**Aim**
Determine how many lines of this material contain "n定期検査する人". Give only the number.

**Records for processing**
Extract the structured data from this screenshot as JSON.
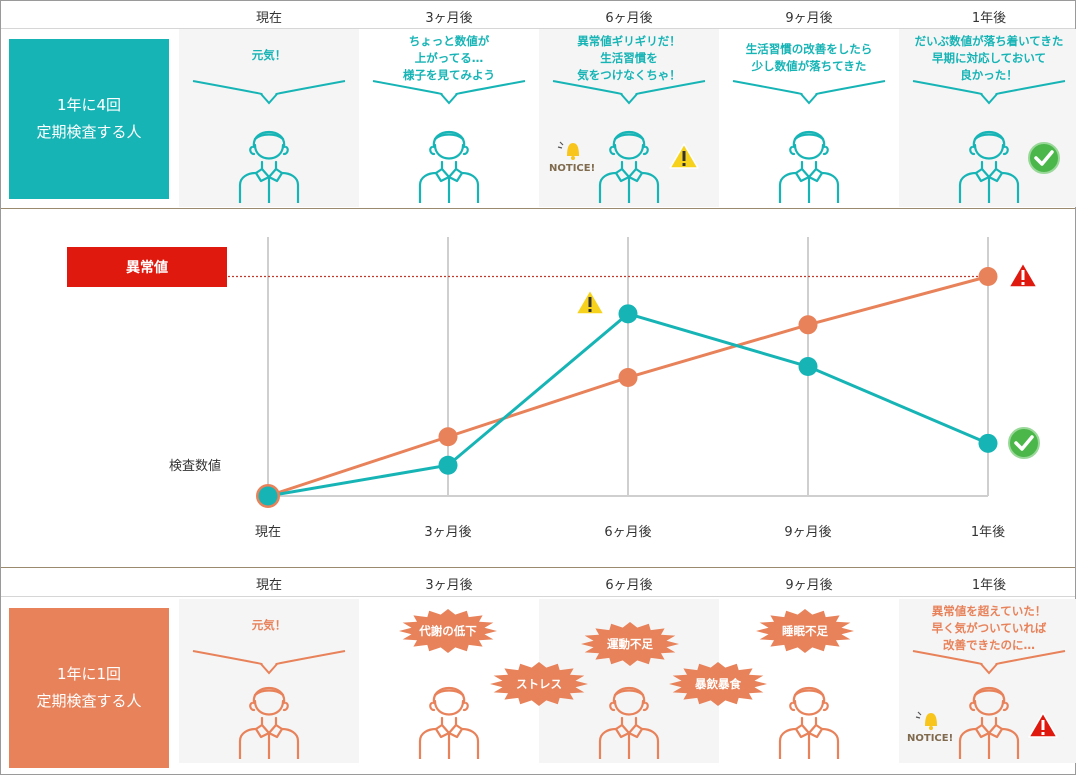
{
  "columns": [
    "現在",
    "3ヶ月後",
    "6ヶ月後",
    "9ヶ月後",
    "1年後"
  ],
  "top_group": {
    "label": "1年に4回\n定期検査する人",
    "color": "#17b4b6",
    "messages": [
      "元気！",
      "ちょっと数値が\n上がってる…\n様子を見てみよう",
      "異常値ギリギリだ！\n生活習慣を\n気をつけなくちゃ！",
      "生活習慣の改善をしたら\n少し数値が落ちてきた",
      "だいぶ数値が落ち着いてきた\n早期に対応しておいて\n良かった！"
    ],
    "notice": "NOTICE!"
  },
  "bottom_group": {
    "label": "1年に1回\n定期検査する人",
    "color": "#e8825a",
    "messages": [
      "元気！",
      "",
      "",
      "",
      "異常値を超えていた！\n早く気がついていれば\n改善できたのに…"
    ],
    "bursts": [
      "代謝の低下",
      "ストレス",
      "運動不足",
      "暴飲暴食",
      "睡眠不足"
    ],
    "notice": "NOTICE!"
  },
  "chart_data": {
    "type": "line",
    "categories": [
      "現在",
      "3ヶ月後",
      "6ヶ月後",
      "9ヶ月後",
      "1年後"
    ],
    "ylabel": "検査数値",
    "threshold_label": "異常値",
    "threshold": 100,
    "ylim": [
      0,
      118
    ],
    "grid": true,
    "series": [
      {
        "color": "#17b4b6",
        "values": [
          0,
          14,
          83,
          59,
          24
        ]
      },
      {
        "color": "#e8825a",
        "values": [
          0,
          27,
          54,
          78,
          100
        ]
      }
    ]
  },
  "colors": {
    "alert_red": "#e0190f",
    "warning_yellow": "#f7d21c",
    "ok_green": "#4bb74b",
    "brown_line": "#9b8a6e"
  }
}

**Task result**
2